[Start MATERIAL PROVIDED]

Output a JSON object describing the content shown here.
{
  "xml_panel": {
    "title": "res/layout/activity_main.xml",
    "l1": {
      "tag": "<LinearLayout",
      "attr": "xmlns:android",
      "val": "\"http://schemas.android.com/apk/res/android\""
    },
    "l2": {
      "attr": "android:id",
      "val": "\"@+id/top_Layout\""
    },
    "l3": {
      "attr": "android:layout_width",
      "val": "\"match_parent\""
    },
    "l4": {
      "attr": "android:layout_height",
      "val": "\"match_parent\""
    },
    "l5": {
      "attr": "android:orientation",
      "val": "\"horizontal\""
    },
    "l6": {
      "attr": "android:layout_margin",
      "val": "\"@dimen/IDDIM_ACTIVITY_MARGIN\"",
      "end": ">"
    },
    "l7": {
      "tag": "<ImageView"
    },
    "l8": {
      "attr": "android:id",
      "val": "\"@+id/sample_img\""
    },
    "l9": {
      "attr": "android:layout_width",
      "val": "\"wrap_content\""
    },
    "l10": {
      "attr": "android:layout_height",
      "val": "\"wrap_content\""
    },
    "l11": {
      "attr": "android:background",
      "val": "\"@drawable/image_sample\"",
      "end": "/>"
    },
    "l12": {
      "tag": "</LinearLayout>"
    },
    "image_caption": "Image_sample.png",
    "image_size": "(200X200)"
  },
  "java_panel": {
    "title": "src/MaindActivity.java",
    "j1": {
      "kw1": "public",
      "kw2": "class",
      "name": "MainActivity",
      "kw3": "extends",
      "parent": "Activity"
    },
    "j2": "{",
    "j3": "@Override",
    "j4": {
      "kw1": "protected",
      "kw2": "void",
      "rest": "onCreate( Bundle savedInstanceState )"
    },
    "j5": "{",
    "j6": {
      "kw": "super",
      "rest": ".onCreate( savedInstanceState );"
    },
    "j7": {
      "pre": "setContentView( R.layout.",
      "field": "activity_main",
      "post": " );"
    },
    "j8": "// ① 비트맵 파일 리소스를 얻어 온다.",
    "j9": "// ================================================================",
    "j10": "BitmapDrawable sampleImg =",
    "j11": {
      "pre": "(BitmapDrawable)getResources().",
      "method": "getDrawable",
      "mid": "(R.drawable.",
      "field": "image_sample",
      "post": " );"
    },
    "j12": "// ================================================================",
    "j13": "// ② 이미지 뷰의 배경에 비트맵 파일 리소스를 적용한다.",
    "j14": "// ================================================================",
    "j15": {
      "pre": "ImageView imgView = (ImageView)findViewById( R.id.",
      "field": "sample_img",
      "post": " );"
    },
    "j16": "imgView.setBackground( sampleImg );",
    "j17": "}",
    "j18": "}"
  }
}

[End MATERIAL PROVIDED]

* **WHAT YOU NEED TO DO**
Pull out each line holding the string "field".

* **RESPONSE TO THE TASK**
      "field": "activity_main",
      "field": "image_sample",
      "field": "sample_img",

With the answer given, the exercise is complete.